INPUT ROWS
(begin)

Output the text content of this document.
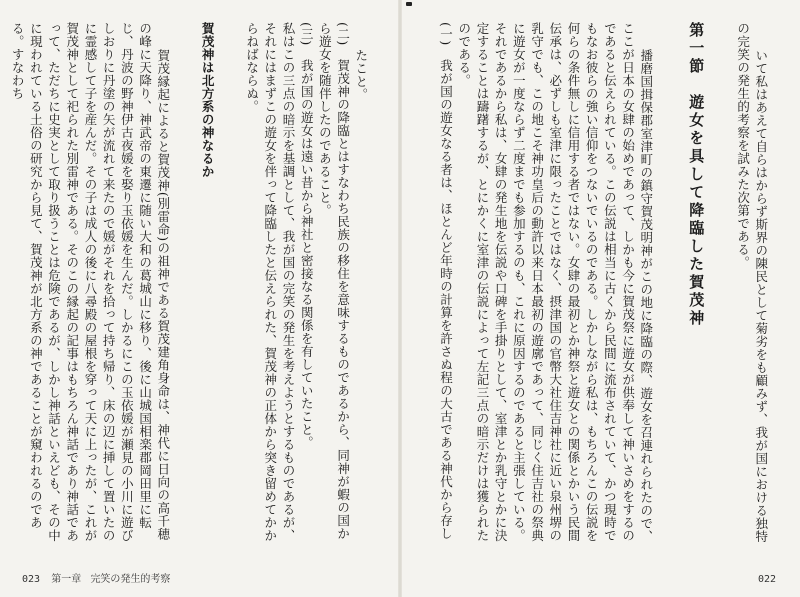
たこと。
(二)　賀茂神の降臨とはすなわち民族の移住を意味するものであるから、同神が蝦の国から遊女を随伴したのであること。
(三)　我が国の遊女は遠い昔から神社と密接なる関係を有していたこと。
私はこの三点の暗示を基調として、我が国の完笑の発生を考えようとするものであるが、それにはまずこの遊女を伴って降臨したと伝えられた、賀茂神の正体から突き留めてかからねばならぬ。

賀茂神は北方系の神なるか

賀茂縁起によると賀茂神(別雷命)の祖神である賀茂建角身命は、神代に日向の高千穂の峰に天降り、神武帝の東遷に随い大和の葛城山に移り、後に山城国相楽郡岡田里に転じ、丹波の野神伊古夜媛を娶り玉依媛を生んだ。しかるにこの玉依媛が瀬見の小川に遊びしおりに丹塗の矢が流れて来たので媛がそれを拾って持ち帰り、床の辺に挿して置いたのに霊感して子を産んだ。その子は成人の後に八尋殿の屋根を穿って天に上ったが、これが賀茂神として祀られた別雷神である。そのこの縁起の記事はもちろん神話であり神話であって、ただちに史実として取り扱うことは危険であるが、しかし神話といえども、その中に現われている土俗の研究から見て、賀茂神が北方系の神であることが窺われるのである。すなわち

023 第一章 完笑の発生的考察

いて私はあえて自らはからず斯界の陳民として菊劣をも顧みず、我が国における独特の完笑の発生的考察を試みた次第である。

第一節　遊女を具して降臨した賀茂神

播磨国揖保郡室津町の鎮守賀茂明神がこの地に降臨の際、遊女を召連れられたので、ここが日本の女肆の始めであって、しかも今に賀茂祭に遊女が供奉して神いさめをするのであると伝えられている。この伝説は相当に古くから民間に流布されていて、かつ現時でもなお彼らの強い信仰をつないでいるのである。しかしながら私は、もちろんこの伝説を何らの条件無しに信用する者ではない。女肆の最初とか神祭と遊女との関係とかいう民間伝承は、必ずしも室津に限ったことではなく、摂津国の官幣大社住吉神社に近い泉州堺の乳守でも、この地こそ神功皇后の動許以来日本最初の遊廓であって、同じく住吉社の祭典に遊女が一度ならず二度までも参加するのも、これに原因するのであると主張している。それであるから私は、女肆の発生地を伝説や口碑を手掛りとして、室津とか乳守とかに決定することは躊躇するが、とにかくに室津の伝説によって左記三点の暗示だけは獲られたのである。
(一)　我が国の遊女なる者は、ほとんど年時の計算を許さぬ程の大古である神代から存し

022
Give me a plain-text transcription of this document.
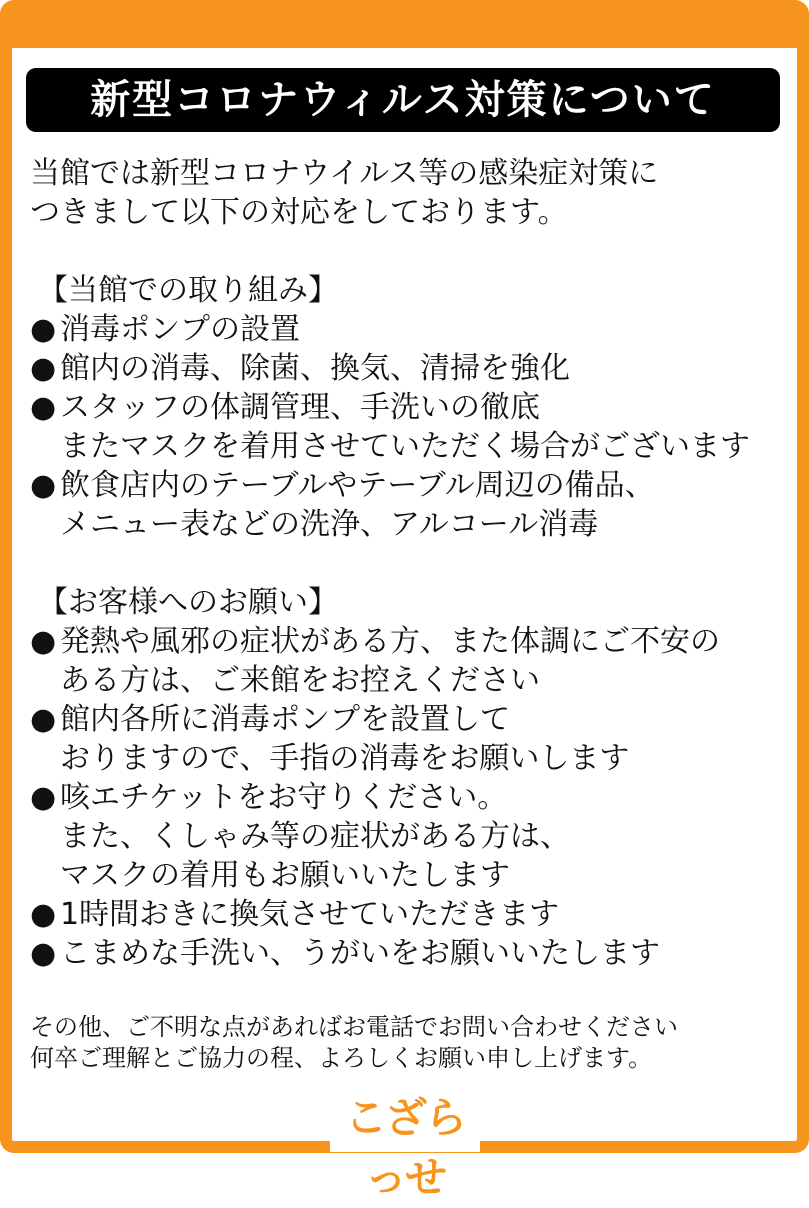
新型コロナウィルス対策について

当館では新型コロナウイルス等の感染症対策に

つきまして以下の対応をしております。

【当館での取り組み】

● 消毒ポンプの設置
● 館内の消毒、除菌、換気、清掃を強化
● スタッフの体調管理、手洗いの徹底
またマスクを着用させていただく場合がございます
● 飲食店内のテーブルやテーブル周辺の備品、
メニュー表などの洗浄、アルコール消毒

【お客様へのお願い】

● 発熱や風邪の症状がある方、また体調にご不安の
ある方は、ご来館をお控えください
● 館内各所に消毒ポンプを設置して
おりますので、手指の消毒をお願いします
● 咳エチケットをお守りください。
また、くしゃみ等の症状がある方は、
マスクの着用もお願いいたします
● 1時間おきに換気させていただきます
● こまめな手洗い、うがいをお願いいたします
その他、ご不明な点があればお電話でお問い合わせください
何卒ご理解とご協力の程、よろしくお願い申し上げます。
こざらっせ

(end)
(begin)

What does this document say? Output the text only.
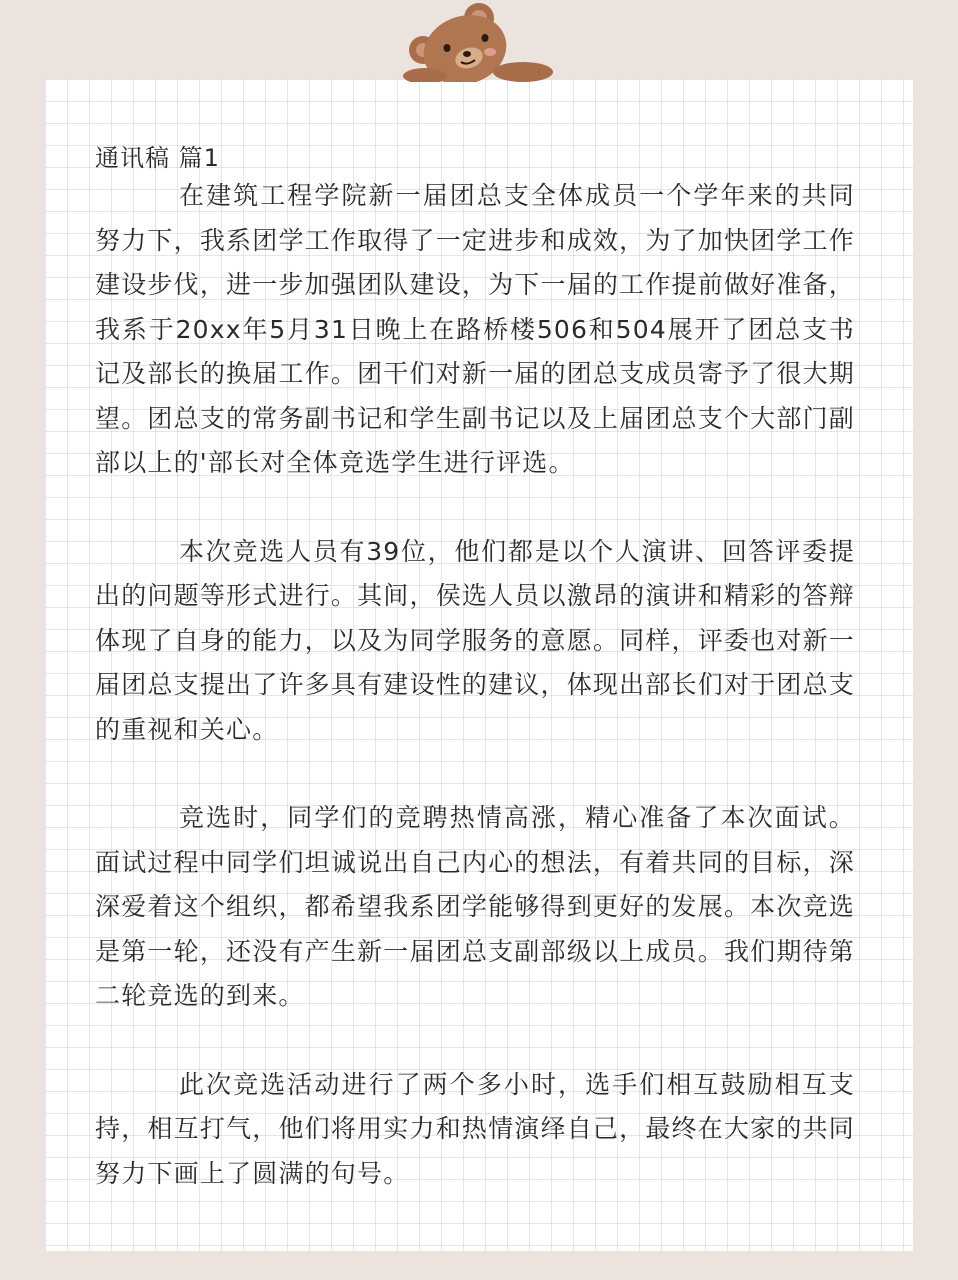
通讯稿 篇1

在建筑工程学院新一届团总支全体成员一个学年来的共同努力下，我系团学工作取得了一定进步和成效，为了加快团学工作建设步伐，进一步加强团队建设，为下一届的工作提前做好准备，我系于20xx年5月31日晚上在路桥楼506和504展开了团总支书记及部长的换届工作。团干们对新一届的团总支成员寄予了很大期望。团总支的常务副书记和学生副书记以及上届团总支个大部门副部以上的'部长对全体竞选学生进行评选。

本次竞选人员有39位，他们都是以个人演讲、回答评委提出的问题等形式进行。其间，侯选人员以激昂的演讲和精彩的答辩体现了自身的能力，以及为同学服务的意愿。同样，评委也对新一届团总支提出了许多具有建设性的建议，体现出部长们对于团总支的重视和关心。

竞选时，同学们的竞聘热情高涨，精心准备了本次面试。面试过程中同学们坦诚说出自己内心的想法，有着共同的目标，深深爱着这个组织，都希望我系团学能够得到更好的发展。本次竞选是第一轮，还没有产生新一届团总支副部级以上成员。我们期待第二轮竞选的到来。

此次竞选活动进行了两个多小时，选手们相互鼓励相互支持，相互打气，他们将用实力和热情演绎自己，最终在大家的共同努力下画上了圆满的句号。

(end)

REQUIREMENTS
In the entries above, find every line with the word "Output" and list it.

TASK SOLUTION
Output the text content of this document.
What does this document say? Output the text only.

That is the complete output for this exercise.